**WHAT THE TASK ASKS:** Using the entries that follow, collect the lines where the word "filtered" appears.

(Dataset rows about figures)
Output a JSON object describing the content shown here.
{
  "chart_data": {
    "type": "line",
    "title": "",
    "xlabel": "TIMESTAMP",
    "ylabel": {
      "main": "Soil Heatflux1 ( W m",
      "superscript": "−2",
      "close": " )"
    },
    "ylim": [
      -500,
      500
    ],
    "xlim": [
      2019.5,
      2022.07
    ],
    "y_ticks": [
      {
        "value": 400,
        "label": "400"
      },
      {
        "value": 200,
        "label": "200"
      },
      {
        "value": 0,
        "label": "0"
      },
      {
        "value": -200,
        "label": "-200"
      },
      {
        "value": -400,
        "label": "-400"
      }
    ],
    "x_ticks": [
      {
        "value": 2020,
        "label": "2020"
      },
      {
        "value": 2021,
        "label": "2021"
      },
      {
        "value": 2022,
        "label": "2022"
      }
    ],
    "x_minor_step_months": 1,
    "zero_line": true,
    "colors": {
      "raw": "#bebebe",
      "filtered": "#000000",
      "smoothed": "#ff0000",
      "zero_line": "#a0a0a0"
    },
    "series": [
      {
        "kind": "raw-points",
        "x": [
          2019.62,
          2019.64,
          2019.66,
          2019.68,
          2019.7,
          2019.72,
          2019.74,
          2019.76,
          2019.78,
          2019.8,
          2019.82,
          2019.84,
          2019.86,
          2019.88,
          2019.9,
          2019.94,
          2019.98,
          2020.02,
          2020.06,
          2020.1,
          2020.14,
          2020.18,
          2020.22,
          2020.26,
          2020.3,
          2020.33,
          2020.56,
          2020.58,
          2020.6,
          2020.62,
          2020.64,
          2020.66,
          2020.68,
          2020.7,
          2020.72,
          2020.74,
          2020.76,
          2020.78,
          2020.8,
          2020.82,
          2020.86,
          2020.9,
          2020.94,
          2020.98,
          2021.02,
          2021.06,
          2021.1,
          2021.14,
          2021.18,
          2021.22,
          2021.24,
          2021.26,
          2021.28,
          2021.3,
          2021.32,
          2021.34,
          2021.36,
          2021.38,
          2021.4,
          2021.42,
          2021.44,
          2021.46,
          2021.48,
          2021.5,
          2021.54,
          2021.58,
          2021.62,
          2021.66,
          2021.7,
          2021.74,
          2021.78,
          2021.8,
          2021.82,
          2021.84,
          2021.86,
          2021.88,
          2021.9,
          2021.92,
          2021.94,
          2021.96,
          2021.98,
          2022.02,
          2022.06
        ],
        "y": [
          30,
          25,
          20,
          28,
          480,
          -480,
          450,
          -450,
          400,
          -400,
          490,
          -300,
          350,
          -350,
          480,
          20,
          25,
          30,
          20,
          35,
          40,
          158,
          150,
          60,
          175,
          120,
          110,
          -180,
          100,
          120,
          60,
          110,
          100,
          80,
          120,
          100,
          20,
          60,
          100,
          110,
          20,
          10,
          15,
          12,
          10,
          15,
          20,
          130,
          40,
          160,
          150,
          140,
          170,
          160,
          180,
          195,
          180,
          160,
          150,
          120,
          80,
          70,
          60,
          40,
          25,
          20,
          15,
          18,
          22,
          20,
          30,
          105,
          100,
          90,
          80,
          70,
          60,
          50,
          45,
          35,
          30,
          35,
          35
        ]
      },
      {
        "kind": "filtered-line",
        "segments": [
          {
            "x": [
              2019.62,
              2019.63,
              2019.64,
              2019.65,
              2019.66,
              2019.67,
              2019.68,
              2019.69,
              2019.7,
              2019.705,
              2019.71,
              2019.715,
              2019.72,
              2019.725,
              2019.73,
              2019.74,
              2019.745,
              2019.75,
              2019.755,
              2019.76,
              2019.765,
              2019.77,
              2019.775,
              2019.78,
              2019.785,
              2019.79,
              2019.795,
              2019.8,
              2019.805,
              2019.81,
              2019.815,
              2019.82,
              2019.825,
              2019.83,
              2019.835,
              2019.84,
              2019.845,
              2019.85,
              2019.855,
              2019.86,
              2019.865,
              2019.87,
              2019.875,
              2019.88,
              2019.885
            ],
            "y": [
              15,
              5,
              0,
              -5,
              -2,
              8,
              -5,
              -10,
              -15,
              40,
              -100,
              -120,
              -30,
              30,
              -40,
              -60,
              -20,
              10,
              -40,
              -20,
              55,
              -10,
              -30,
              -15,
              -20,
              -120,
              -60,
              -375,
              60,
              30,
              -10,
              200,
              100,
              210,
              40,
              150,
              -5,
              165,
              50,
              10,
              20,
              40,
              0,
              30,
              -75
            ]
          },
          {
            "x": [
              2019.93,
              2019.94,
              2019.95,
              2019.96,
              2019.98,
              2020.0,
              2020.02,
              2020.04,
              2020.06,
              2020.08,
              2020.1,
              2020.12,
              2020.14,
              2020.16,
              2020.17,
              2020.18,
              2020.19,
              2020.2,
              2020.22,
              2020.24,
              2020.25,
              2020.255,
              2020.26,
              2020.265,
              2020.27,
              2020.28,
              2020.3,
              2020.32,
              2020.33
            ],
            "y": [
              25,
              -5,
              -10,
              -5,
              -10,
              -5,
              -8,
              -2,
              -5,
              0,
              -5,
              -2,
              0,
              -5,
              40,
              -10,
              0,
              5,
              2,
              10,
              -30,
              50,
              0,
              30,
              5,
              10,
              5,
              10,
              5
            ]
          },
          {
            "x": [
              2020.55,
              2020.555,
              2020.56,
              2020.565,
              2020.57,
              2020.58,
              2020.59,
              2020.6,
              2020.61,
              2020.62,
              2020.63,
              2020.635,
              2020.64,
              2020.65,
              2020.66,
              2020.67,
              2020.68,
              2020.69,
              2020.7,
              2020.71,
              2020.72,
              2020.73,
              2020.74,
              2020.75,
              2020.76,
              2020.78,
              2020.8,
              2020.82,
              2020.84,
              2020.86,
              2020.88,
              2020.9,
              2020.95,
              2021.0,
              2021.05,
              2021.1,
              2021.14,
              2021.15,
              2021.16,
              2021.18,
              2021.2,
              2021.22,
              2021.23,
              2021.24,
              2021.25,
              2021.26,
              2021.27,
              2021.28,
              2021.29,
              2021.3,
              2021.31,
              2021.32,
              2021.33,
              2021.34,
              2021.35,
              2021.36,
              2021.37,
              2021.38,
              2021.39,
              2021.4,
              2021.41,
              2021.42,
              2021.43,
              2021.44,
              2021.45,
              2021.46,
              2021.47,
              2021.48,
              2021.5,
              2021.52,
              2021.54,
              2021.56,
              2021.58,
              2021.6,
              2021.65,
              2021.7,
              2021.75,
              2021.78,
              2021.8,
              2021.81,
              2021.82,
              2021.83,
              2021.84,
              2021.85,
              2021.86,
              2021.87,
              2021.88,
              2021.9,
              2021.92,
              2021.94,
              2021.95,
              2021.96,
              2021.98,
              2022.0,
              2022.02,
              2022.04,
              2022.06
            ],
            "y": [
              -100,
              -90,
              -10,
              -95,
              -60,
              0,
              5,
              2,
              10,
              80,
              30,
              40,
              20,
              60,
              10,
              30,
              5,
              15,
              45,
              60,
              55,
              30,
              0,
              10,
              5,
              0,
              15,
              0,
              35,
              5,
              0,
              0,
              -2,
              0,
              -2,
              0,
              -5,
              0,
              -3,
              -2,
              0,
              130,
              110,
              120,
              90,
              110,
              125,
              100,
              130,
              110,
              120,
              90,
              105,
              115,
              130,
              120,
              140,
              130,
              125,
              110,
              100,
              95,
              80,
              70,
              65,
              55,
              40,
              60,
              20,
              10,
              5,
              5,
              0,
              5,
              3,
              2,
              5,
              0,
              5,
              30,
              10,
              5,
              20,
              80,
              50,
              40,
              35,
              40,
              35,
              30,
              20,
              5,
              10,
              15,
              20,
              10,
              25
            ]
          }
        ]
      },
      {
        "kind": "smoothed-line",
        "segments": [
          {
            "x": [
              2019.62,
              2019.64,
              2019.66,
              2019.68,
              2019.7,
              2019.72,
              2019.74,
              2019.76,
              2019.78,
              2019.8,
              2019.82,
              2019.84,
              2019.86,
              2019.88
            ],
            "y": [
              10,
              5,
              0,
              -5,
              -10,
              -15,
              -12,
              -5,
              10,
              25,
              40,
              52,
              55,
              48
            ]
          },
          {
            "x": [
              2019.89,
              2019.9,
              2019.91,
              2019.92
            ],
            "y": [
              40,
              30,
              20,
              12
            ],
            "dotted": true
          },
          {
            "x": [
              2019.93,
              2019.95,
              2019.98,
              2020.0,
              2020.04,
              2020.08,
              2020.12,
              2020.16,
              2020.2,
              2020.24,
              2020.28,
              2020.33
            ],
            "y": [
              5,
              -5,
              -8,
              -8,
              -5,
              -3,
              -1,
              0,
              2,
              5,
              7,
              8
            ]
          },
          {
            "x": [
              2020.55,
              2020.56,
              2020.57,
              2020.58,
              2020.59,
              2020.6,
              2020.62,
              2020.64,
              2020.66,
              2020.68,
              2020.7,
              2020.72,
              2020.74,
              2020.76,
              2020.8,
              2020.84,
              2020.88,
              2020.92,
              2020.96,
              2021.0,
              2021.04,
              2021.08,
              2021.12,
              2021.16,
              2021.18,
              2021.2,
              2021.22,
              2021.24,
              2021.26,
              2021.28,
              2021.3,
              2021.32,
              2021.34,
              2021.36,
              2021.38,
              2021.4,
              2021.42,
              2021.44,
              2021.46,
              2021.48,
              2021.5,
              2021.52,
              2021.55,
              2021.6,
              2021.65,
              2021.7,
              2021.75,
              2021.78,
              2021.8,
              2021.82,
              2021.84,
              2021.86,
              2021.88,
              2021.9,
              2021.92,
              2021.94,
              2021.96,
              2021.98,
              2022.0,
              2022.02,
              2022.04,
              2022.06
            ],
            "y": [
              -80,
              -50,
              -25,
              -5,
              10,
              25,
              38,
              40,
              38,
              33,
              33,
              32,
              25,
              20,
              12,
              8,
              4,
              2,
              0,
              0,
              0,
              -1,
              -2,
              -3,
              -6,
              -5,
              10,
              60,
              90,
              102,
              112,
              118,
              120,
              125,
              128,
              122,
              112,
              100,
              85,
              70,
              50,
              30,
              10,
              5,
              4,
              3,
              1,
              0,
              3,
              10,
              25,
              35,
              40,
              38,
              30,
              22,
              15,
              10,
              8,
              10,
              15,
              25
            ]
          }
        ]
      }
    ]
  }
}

**EXERCISE ANSWER:**
      "filtered": "#000000",
        "kind": "filtered-line",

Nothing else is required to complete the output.